* **Work required**
Lay out every line of the data below as a numbered list, leaving out any blank lines.

────────

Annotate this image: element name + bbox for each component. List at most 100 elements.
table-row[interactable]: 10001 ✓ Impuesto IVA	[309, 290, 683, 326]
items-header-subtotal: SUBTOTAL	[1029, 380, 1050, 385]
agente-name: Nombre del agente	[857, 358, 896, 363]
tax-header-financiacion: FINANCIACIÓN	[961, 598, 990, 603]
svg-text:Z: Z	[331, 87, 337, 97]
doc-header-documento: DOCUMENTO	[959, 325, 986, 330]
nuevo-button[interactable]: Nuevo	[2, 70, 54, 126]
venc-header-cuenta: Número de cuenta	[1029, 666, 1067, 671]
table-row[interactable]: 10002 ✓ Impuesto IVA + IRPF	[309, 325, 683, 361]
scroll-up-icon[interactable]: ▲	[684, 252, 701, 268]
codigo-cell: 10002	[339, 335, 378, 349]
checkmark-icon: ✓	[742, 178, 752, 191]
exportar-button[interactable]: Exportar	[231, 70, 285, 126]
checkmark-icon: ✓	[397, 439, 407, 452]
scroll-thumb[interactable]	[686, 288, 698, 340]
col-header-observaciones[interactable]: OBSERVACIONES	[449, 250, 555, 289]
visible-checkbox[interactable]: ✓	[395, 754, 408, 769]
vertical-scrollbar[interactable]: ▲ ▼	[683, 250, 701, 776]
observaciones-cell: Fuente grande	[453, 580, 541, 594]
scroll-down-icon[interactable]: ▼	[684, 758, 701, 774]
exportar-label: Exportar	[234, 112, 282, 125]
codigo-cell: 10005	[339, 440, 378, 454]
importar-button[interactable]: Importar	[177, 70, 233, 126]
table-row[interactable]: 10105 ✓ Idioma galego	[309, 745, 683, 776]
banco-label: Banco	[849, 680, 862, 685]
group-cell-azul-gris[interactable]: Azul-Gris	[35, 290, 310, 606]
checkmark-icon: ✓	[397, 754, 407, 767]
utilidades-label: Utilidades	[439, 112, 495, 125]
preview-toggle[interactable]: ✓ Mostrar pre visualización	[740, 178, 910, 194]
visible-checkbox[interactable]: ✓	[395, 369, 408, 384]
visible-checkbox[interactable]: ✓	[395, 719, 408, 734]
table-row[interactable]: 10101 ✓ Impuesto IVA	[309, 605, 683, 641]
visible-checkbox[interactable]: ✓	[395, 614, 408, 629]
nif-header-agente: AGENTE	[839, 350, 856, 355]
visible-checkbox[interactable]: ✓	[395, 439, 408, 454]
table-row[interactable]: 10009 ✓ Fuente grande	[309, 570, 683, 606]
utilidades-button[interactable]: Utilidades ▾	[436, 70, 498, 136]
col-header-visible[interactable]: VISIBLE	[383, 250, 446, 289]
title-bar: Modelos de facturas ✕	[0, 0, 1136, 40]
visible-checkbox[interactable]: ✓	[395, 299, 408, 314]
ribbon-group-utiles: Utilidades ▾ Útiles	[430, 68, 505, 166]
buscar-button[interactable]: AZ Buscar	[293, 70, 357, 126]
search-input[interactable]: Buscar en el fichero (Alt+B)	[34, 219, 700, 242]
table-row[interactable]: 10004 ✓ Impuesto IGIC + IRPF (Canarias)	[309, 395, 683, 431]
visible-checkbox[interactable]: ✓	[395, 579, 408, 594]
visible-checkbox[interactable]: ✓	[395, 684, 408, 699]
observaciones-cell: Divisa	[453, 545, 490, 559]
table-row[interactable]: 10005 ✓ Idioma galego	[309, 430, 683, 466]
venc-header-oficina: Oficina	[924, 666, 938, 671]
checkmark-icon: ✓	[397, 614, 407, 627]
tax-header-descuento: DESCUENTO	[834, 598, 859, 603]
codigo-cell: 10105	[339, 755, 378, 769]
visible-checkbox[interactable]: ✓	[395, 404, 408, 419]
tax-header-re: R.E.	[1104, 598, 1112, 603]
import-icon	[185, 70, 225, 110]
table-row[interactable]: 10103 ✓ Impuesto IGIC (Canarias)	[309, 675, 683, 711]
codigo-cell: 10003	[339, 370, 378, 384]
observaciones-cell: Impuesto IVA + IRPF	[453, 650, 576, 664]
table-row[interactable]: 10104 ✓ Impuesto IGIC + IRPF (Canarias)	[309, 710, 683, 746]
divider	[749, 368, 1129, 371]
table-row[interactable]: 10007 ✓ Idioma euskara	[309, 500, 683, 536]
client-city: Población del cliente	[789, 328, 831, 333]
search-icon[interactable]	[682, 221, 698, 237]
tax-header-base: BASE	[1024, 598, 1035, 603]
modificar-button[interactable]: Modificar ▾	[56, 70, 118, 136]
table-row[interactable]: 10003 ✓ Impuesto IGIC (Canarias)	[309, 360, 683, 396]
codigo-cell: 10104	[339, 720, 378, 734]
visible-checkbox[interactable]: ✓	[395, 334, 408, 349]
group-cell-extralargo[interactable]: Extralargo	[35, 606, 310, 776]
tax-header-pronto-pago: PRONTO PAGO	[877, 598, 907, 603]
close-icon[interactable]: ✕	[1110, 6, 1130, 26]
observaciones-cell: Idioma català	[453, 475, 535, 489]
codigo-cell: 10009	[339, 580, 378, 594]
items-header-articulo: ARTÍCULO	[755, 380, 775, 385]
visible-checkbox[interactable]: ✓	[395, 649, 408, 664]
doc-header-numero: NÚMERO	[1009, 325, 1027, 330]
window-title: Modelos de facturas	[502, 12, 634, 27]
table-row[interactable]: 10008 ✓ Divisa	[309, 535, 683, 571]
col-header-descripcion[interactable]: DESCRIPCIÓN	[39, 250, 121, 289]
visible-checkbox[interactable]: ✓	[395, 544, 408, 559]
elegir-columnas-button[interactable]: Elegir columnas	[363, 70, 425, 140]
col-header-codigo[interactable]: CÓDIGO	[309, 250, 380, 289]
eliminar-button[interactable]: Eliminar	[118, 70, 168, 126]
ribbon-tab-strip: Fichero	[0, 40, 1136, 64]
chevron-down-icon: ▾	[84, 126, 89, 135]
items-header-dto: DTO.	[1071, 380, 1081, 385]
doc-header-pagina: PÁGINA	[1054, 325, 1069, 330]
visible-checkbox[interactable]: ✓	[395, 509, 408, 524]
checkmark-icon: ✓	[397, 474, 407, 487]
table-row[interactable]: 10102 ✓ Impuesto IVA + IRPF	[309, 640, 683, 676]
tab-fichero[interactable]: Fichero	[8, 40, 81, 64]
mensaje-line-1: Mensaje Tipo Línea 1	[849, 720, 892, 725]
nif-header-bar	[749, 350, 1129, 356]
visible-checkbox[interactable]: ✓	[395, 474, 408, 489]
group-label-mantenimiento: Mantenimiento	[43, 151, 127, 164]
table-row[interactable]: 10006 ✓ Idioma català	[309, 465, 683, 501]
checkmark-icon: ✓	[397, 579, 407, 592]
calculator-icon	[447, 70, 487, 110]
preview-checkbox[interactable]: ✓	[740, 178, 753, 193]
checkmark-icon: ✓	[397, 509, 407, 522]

────────

* **Task solution**
1. Annotate this image: element name + bbox for each component. List at most 100 elements.
2. table-row[interactable]: 10001 ✓ Impuesto IVA	[309, 290, 683, 326]
3. items-header-subtotal: SUBTOTAL	[1029, 380, 1050, 385]
4. agente-name: Nombre del agente	[857, 358, 896, 363]
5. tax-header-financiacion: FINANCIACIÓN	[961, 598, 990, 603]
6. svg-text:Z: Z	[331, 87, 337, 97]
7. doc-header-documento: DOCUMENTO	[959, 325, 986, 330]
8. nuevo-button[interactable]: Nuevo	[2, 70, 54, 126]
9. venc-header-cuenta: Número de cuenta	[1029, 666, 1067, 671]
10. table-row[interactable]: 10002 ✓ Impuesto IVA + IRPF	[309, 325, 683, 361]
11. scroll-up-icon[interactable]: ▲	[684, 252, 701, 268]
12. codigo-cell: 10002	[339, 335, 378, 349]
13. checkmark-icon: ✓	[742, 178, 752, 191]
14. exportar-button[interactable]: Exportar	[231, 70, 285, 126]
15. checkmark-icon: ✓	[397, 439, 407, 452]
16. scroll-thumb[interactable]	[686, 288, 698, 340]
17. col-header-observaciones[interactable]: OBSERVACIONES	[449, 250, 555, 289]
18. visible-checkbox[interactable]: ✓	[395, 754, 408, 769]
19. vertical-scrollbar[interactable]: ▲ ▼	[683, 250, 701, 776]
20. observaciones-cell: Fuente grande	[453, 580, 541, 594]
21. scroll-down-icon[interactable]: ▼	[684, 758, 701, 774]
22. exportar-label: Exportar	[234, 112, 282, 125]
23. codigo-cell: 10005	[339, 440, 378, 454]
24. importar-button[interactable]: Importar	[177, 70, 233, 126]
25. table-row[interactable]: 10105 ✓ Idioma galego	[309, 745, 683, 776]
26. banco-label: Banco	[849, 680, 862, 685]
27. group-cell-azul-gris[interactable]: Azul-Gris	[35, 290, 310, 606]
28. checkmark-icon: ✓	[397, 754, 407, 767]
29. utilidades-label: Utilidades	[439, 112, 495, 125]
30. preview-toggle[interactable]: ✓ Mostrar pre visualización	[740, 178, 910, 194]
31. visible-checkbox[interactable]: ✓	[395, 369, 408, 384]
32. visible-checkbox[interactable]: ✓	[395, 719, 408, 734]
33. table-row[interactable]: 10101 ✓ Impuesto IVA	[309, 605, 683, 641]
34. visible-checkbox[interactable]: ✓	[395, 614, 408, 629]
35. nif-header-agente: AGENTE	[839, 350, 856, 355]
36. visible-checkbox[interactable]: ✓	[395, 439, 408, 454]
37. table-row[interactable]: 10009 ✓ Fuente grande	[309, 570, 683, 606]
38. utilidades-button[interactable]: Utilidades ▾	[436, 70, 498, 136]
39. col-header-visible[interactable]: VISIBLE	[383, 250, 446, 289]
40. title-bar: Modelos de facturas ✕	[0, 0, 1136, 40]
41. visible-checkbox[interactable]: ✓	[395, 299, 408, 314]
42. ribbon-group-utiles: Utilidades ▾ Útiles	[430, 68, 505, 166]
43. buscar-button[interactable]: AZ Buscar	[293, 70, 357, 126]
44. search-input[interactable]: Buscar en el fichero (Alt+B)	[34, 219, 700, 242]
45. table-row[interactable]: 10004 ✓ Impuesto IGIC + IRPF (Canarias)	[309, 395, 683, 431]
46. visible-checkbox[interactable]: ✓	[395, 579, 408, 594]
47. visible-checkbox[interactable]: ✓	[395, 684, 408, 699]
48. observaciones-cell: Divisa	[453, 545, 490, 559]
49. table-row[interactable]: 10005 ✓ Idioma galego	[309, 430, 683, 466]
50. venc-header-oficina: Oficina	[924, 666, 938, 671]
51. checkmark-icon: ✓	[397, 614, 407, 627]
52. tax-header-descuento: DESCUENTO	[834, 598, 859, 603]
53. codigo-cell: 10105	[339, 755, 378, 769]
54. visible-checkbox[interactable]: ✓	[395, 404, 408, 419]
55. tax-header-re: R.E.	[1104, 598, 1112, 603]
56. import-icon	[185, 70, 225, 110]
57. table-row[interactable]: 10103 ✓ Impuesto IGIC (Canarias)	[309, 675, 683, 711]
58. codigo-cell: 10003	[339, 370, 378, 384]
59. observaciones-cell: Impuesto IVA + IRPF	[453, 650, 576, 664]
60. table-row[interactable]: 10104 ✓ Impuesto IGIC + IRPF (Canarias)	[309, 710, 683, 746]
61. divider	[749, 368, 1129, 371]
62. table-row[interactable]: 10007 ✓ Idioma euskara	[309, 500, 683, 536]
63. client-city: Población del cliente	[789, 328, 831, 333]
64. search-icon[interactable]	[682, 221, 698, 237]
65. tax-header-base: BASE	[1024, 598, 1035, 603]
66. modificar-button[interactable]: Modificar ▾	[56, 70, 118, 136]
67. table-row[interactable]: 10003 ✓ Impuesto IGIC (Canarias)	[309, 360, 683, 396]
68. codigo-cell: 10104	[339, 720, 378, 734]
69. visible-checkbox[interactable]: ✓	[395, 334, 408, 349]
70. group-cell-extralargo[interactable]: Extralargo	[35, 606, 310, 776]
71. tax-header-pronto-pago: PRONTO PAGO	[877, 598, 907, 603]
72. close-icon[interactable]: ✕	[1110, 6, 1130, 26]
73. observaciones-cell: Idioma català	[453, 475, 535, 489]
74. codigo-cell: 10009	[339, 580, 378, 594]
75. items-header-articulo: ARTÍCULO	[755, 380, 775, 385]
76. visible-checkbox[interactable]: ✓	[395, 649, 408, 664]
77. doc-header-numero: NÚMERO	[1009, 325, 1027, 330]
78. window-title: Modelos de facturas	[502, 12, 634, 27]
79. table-row[interactable]: 10008 ✓ Divisa	[309, 535, 683, 571]
80. col-header-descripcion[interactable]: DESCRIPCIÓN	[39, 250, 121, 289]
81. visible-checkbox[interactable]: ✓	[395, 544, 408, 559]
82. elegir-columnas-button[interactable]: Elegir columnas	[363, 70, 425, 140]
83. col-header-codigo[interactable]: CÓDIGO	[309, 250, 380, 289]
84. eliminar-button[interactable]: Eliminar	[118, 70, 168, 126]
85. ribbon-tab-strip: Fichero	[0, 40, 1136, 64]
86. chevron-down-icon: ▾	[84, 126, 89, 135]
87. items-header-dto: DTO.	[1071, 380, 1081, 385]
88. doc-header-pagina: PÁGINA	[1054, 325, 1069, 330]
89. visible-checkbox[interactable]: ✓	[395, 509, 408, 524]
90. checkmark-icon: ✓	[397, 474, 407, 487]
91. table-row[interactable]: 10102 ✓ Impuesto IVA + IRPF	[309, 640, 683, 676]
92. tab-fichero[interactable]: Fichero	[8, 40, 81, 64]
93. mensaje-line-1: Mensaje Tipo Línea 1	[849, 720, 892, 725]
94. nif-header-bar	[749, 350, 1129, 356]
95. visible-checkbox[interactable]: ✓	[395, 474, 408, 489]
96. group-label-mantenimiento: Mantenimiento	[43, 151, 127, 164]
97. table-row[interactable]: 10006 ✓ Idioma català	[309, 465, 683, 501]
98. checkmark-icon: ✓	[397, 579, 407, 592]
99. calculator-icon	[447, 70, 487, 110]
100. preview-checkbox[interactable]: ✓	[740, 178, 753, 193]
101. checkmark-icon: ✓	[397, 509, 407, 522]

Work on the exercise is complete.